# GIVEN ENTRIES start
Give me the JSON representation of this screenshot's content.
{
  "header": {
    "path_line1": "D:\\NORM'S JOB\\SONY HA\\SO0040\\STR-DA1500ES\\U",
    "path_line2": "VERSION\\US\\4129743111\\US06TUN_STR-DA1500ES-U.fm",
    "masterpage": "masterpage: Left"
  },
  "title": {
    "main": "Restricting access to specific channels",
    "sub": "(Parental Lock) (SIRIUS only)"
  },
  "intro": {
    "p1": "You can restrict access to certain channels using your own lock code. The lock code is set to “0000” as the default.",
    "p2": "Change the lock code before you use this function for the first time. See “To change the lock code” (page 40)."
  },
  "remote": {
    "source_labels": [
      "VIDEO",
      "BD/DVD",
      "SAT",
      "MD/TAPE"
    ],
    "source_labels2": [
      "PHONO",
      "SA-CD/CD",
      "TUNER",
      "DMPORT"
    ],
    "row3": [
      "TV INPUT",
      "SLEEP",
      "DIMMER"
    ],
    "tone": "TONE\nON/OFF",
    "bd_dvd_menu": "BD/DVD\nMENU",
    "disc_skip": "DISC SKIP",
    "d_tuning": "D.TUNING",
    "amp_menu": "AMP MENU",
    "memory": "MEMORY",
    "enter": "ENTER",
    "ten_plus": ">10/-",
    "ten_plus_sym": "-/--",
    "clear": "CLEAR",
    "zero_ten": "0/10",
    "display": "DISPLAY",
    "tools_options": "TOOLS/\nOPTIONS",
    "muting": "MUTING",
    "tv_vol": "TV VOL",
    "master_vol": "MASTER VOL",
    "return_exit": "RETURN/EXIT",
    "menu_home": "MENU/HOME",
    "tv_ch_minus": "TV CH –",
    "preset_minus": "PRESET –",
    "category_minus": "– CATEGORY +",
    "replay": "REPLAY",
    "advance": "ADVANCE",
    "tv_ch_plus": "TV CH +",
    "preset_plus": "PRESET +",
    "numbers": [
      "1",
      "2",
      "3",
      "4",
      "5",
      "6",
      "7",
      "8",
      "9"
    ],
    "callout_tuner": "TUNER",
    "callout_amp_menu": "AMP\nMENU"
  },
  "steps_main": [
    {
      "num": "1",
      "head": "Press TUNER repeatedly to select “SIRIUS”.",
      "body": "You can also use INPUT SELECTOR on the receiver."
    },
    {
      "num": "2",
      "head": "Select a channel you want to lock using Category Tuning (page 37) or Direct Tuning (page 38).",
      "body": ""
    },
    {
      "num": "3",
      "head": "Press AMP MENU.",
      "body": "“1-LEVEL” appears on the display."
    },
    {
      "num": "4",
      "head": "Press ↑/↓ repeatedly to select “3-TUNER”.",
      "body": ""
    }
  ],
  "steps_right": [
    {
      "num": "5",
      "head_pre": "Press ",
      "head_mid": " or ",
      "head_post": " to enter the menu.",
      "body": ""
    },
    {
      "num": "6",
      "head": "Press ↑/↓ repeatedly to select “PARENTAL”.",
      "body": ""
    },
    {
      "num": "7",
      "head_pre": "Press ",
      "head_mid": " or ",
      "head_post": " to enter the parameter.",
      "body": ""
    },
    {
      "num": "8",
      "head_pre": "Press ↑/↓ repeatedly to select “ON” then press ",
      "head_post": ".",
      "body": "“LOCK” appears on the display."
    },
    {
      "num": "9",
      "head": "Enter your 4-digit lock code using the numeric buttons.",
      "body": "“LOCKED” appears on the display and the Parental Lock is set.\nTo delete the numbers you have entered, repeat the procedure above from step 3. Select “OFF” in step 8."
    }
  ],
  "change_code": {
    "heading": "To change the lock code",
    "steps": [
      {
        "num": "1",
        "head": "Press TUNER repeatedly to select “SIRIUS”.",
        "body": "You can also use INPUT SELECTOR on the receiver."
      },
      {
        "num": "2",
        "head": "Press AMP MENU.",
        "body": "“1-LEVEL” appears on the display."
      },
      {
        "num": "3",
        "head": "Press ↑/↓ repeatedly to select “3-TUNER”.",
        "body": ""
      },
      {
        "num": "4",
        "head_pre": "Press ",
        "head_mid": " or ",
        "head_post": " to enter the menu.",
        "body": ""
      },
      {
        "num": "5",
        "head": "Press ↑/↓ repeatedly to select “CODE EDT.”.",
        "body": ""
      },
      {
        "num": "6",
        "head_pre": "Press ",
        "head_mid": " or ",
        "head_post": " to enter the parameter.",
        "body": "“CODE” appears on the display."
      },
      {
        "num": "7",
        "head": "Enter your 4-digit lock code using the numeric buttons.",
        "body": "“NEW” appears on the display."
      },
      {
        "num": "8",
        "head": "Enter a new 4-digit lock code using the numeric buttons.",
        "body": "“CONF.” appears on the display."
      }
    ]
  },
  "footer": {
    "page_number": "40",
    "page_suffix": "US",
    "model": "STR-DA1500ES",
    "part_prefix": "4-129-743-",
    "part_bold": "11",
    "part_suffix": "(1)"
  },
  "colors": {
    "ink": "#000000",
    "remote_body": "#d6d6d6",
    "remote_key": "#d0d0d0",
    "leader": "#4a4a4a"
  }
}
# GIVEN ENTRIES end
DIRECTIVE: Send back all of the entries exactly, with nothing missing.

WRITTEN ANSWER:
Give me the JSON representation of this screenshot's content.
{
  "header": {
    "path_line1": "D:\\NORM'S JOB\\SONY HA\\SO0040\\STR-DA1500ES\\U",
    "path_line2": "VERSION\\US\\4129743111\\US06TUN_STR-DA1500ES-U.fm",
    "masterpage": "masterpage: Left"
  },
  "title": {
    "main": "Restricting access to specific channels",
    "sub": "(Parental Lock) (SIRIUS only)"
  },
  "intro": {
    "p1": "You can restrict access to certain channels using your own lock code. The lock code is set to “0000” as the default.",
    "p2": "Change the lock code before you use this function for the first time. See “To change the lock code” (page 40)."
  },
  "remote": {
    "source_labels": [
      "VIDEO",
      "BD/DVD",
      "SAT",
      "MD/TAPE"
    ],
    "source_labels2": [
      "PHONO",
      "SA-CD/CD",
      "TUNER",
      "DMPORT"
    ],
    "row3": [
      "TV INPUT",
      "SLEEP",
      "DIMMER"
    ],
    "tone": "TONE\nON/OFF",
    "bd_dvd_menu": "BD/DVD\nMENU",
    "disc_skip": "DISC SKIP",
    "d_tuning": "D.TUNING",
    "amp_menu": "AMP MENU",
    "memory": "MEMORY",
    "enter": "ENTER",
    "ten_plus": ">10/-",
    "ten_plus_sym": "-/--",
    "clear": "CLEAR",
    "zero_ten": "0/10",
    "display": "DISPLAY",
    "tools_options": "TOOLS/\nOPTIONS",
    "muting": "MUTING",
    "tv_vol": "TV VOL",
    "master_vol": "MASTER VOL",
    "return_exit": "RETURN/EXIT",
    "menu_home": "MENU/HOME",
    "tv_ch_minus": "TV CH –",
    "preset_minus": "PRESET –",
    "category_minus": "– CATEGORY +",
    "replay": "REPLAY",
    "advance": "ADVANCE",
    "tv_ch_plus": "TV CH +",
    "preset_plus": "PRESET +",
    "numbers": [
      "1",
      "2",
      "3",
      "4",
      "5",
      "6",
      "7",
      "8",
      "9"
    ],
    "callout_tuner": "TUNER",
    "callout_amp_menu": "AMP\nMENU"
  },
  "steps_main": [
    {
      "num": "1",
      "head": "Press TUNER repeatedly to select “SIRIUS”.",
      "body": "You can also use INPUT SELECTOR on the receiver."
    },
    {
      "num": "2",
      "head": "Select a channel you want to lock using Category Tuning (page 37) or Direct Tuning (page 38).",
      "body": ""
    },
    {
      "num": "3",
      "head": "Press AMP MENU.",
      "body": "“1-LEVEL” appears on the display."
    },
    {
      "num": "4",
      "head": "Press ↑/↓ repeatedly to select “3-TUNER”.",
      "body": ""
    }
  ],
  "steps_right": [
    {
      "num": "5",
      "head_pre": "Press ",
      "head_mid": " or ",
      "head_post": " to enter the menu.",
      "body": ""
    },
    {
      "num": "6",
      "head": "Press ↑/↓ repeatedly to select “PARENTAL”.",
      "body": ""
    },
    {
      "num": "7",
      "head_pre": "Press ",
      "head_mid": " or ",
      "head_post": " to enter the parameter.",
      "body": ""
    },
    {
      "num": "8",
      "head_pre": "Press ↑/↓ repeatedly to select “ON” then press ",
      "head_post": ".",
      "body": "“LOCK” appears on the display."
    },
    {
      "num": "9",
      "head": "Enter your 4-digit lock code using the numeric buttons.",
      "body": "“LOCKED” appears on the display and the Parental Lock is set.\nTo delete the numbers you have entered, repeat the procedure above from step 3. Select “OFF” in step 8."
    }
  ],
  "change_code": {
    "heading": "To change the lock code",
    "steps": [
      {
        "num": "1",
        "head": "Press TUNER repeatedly to select “SIRIUS”.",
        "body": "You can also use INPUT SELECTOR on the receiver."
      },
      {
        "num": "2",
        "head": "Press AMP MENU.",
        "body": "“1-LEVEL” appears on the display."
      },
      {
        "num": "3",
        "head": "Press ↑/↓ repeatedly to select “3-TUNER”.",
        "body": ""
      },
      {
        "num": "4",
        "head_pre": "Press ",
        "head_mid": " or ",
        "head_post": " to enter the menu.",
        "body": ""
      },
      {
        "num": "5",
        "head": "Press ↑/↓ repeatedly to select “CODE EDT.”.",
        "body": ""
      },
      {
        "num": "6",
        "head_pre": "Press ",
        "head_mid": " or ",
        "head_post": " to enter the parameter.",
        "body": "“CODE” appears on the display."
      },
      {
        "num": "7",
        "head": "Enter your 4-digit lock code using the numeric buttons.",
        "body": "“NEW” appears on the display."
      },
      {
        "num": "8",
        "head": "Enter a new 4-digit lock code using the numeric buttons.",
        "body": "“CONF.” appears on the display."
      }
    ]
  },
  "footer": {
    "page_number": "40",
    "page_suffix": "US",
    "model": "STR-DA1500ES",
    "part_prefix": "4-129-743-",
    "part_bold": "11",
    "part_suffix": "(1)"
  },
  "colors": {
    "ink": "#000000",
    "remote_body": "#d6d6d6",
    "remote_key": "#d0d0d0",
    "leader": "#4a4a4a"
  }
}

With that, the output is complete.